=== PROBLEM TO SOLVE ===
Extract every line of the material that holds the string "data".

=== THE INPUT ===
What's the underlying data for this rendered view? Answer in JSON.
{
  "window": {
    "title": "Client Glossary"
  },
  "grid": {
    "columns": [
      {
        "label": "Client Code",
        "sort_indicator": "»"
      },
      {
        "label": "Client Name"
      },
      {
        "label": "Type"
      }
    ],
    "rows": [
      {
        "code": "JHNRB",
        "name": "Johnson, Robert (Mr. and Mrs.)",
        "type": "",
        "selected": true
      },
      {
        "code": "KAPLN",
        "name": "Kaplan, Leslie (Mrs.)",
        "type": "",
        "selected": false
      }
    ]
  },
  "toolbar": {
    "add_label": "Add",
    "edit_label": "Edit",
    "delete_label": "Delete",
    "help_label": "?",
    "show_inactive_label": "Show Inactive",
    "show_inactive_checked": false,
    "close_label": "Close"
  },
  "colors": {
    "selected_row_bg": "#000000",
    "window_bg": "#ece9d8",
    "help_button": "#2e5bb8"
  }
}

==

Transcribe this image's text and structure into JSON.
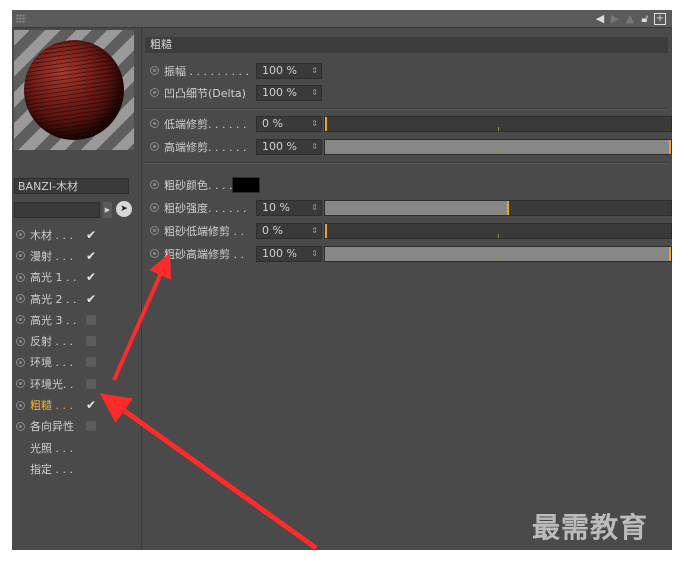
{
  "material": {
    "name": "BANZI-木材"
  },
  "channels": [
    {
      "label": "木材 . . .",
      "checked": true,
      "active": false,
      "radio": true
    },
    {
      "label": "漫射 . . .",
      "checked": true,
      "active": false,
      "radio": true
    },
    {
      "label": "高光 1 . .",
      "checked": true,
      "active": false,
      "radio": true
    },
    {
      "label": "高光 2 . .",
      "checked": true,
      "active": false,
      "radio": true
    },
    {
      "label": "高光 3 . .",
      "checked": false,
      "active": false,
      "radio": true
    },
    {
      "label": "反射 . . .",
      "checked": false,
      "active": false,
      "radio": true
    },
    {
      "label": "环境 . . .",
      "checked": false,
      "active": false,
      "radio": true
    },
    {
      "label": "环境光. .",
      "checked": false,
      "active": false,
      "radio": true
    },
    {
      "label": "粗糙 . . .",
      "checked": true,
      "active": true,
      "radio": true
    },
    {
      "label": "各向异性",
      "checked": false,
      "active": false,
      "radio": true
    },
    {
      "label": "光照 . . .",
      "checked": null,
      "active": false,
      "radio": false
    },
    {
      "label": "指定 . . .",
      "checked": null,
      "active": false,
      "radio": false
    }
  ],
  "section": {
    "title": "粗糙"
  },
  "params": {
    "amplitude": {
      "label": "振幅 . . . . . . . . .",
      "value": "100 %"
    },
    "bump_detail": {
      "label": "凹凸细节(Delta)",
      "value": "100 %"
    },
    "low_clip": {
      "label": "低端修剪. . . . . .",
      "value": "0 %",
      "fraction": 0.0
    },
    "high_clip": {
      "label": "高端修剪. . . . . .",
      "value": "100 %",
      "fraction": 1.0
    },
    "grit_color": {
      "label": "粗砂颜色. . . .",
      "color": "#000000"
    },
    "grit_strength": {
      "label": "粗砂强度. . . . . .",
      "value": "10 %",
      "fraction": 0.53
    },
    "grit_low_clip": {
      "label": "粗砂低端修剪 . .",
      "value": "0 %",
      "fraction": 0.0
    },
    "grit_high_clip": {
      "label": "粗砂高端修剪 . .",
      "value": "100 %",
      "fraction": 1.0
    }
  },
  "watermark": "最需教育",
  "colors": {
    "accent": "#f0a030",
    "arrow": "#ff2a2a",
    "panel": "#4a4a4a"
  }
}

---

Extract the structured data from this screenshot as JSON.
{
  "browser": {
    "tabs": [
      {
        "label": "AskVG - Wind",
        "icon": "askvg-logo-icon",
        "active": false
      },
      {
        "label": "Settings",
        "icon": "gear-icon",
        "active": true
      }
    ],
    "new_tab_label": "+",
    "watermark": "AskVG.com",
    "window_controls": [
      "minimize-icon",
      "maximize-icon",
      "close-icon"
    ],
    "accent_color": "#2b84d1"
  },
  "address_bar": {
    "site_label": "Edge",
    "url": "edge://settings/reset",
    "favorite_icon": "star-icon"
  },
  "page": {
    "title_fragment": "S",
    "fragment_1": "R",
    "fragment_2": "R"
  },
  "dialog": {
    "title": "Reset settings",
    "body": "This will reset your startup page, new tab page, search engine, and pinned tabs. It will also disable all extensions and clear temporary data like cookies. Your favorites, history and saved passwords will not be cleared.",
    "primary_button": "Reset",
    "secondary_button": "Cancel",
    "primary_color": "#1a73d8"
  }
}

=== RESPONSE TO THIS EXERCISE ===
What's the underlying data for this rendered view? Answer in JSON.
Extract the structured data from this screenshot as JSON.
    "body": "This will reset your startup page, new tab page, search engine, and pinned tabs. It will also disable all extensions and clear temporary data like cookies. Your favorites, history and saved passwords will not be cleared.",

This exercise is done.